**DIRECTIVE**
Edit the material from its first line through the line containing "731, 917, 759]" by putting "enclosing rectangle" in place of "bounding box", and keep everything else unchanged.

**INPUT RECORDS**
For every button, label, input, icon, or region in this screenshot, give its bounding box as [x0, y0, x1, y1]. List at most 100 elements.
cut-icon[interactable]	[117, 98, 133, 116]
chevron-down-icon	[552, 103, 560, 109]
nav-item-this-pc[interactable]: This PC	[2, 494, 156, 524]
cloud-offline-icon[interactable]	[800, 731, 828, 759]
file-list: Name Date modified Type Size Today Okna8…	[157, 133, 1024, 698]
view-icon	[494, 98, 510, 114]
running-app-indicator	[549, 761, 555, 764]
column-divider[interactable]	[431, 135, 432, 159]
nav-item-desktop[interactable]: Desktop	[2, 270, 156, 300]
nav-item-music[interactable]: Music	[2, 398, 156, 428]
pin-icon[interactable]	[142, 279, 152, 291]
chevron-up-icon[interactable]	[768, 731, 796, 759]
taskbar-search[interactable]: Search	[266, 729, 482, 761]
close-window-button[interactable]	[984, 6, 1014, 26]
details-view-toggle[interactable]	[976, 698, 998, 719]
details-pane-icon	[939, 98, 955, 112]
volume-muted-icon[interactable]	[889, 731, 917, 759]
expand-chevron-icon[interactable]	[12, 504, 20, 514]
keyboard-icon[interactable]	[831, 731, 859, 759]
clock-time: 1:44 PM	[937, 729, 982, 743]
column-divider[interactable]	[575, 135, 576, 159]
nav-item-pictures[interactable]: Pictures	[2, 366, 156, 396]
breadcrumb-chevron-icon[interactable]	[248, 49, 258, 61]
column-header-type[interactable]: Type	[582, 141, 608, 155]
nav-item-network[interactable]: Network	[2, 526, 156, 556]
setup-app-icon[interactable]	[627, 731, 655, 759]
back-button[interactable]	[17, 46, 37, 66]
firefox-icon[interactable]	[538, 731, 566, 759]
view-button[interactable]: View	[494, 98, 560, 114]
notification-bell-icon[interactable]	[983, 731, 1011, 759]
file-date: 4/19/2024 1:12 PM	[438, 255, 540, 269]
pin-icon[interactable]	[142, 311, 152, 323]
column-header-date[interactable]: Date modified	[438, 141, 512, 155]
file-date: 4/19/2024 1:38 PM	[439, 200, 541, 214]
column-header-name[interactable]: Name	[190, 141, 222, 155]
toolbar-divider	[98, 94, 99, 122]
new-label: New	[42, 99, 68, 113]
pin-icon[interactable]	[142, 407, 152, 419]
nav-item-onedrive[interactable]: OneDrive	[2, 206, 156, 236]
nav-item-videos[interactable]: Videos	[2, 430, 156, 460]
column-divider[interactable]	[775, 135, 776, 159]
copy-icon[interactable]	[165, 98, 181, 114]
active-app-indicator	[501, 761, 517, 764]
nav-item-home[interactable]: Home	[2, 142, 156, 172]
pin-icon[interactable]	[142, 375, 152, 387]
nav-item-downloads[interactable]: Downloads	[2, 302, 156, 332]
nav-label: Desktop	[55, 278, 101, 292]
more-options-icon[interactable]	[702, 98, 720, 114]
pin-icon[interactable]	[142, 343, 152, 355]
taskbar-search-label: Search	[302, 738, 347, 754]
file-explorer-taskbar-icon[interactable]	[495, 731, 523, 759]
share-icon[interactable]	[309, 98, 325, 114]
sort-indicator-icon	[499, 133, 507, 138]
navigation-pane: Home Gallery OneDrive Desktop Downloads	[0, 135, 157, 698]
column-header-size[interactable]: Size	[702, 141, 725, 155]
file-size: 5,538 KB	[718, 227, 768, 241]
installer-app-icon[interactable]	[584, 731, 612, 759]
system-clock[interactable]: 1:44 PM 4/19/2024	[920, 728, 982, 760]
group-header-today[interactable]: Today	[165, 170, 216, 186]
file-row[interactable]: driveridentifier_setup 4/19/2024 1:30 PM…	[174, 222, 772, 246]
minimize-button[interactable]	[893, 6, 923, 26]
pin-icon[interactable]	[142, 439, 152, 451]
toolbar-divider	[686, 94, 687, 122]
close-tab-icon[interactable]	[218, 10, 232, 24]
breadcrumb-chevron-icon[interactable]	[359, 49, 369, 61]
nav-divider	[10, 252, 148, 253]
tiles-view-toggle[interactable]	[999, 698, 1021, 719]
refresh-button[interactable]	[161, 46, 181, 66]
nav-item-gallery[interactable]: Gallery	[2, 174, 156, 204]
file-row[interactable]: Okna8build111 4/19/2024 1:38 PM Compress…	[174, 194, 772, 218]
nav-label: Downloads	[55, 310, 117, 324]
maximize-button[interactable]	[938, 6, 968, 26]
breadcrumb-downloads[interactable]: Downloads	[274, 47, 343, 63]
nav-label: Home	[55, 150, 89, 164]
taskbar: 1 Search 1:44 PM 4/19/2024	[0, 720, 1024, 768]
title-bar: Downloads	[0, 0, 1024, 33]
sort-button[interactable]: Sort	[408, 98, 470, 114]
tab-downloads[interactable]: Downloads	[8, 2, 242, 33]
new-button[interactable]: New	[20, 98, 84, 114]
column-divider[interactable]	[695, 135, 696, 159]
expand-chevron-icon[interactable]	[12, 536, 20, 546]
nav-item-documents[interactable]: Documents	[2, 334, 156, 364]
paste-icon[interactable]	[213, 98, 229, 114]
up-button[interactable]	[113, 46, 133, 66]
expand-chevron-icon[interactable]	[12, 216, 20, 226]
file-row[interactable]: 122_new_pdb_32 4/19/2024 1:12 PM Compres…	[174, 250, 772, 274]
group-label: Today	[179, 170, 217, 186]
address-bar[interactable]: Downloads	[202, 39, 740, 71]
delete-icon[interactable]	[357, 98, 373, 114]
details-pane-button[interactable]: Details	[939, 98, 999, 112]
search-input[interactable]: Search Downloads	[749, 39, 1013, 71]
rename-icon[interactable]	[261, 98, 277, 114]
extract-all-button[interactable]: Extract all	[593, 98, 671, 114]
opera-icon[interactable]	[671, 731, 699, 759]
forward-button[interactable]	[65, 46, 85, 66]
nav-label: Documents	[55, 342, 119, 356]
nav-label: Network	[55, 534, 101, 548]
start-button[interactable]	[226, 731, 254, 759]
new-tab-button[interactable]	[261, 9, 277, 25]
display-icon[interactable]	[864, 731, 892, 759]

**RESPONSE FOR THIS EXERCISE**
For every button, label, input, icon, or region in this screenshot, give its enclosing rectangle as [x0, y0, x1, y1]. List at most 100 elements.
cut-icon[interactable]	[117, 98, 133, 116]
chevron-down-icon	[552, 103, 560, 109]
nav-item-this-pc[interactable]: This PC	[2, 494, 156, 524]
cloud-offline-icon[interactable]	[800, 731, 828, 759]
file-list: Name Date modified Type Size Today Okna8…	[157, 133, 1024, 698]
view-icon	[494, 98, 510, 114]
running-app-indicator	[549, 761, 555, 764]
column-divider[interactable]	[431, 135, 432, 159]
nav-item-desktop[interactable]: Desktop	[2, 270, 156, 300]
nav-item-music[interactable]: Music	[2, 398, 156, 428]
pin-icon[interactable]	[142, 279, 152, 291]
chevron-up-icon[interactable]	[768, 731, 796, 759]
taskbar-search[interactable]: Search	[266, 729, 482, 761]
close-window-button[interactable]	[984, 6, 1014, 26]
details-view-toggle[interactable]	[976, 698, 998, 719]
details-pane-icon	[939, 98, 955, 112]
volume-muted-icon[interactable]	[889, 731, 917, 759]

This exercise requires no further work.